#### What to do
Pull out every line below that contains the word "count".

# Start of Entries shown

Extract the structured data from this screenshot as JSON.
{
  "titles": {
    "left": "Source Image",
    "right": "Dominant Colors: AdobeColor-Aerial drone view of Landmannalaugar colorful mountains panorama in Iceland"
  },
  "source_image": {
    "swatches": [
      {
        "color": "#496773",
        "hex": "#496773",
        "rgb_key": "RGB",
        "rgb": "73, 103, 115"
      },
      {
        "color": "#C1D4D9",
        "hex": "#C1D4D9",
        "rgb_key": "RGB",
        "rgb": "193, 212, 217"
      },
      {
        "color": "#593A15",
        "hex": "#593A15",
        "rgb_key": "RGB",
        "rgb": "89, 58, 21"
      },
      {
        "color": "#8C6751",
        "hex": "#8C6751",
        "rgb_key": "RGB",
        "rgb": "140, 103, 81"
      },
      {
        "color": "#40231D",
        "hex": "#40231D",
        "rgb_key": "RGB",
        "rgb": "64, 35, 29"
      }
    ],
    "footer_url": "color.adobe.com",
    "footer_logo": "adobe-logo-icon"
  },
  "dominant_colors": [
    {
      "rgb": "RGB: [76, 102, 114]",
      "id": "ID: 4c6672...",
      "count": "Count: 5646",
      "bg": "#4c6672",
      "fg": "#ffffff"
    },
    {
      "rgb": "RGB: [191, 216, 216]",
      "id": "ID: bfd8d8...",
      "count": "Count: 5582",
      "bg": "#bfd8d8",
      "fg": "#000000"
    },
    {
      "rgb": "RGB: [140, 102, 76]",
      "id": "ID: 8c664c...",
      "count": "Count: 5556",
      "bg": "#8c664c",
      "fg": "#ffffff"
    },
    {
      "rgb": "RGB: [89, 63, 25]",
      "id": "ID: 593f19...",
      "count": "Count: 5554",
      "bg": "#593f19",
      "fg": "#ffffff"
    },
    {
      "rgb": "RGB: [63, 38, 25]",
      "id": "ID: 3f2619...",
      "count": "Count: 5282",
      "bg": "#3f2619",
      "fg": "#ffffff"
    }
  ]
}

# End of Entries shown

#### Output
      "count": "Count: 5646",
      "count": "Count: 5582",
      "count": "Count: 5556",
      "count": "Count: 5554",
      "count": "Count: 5282",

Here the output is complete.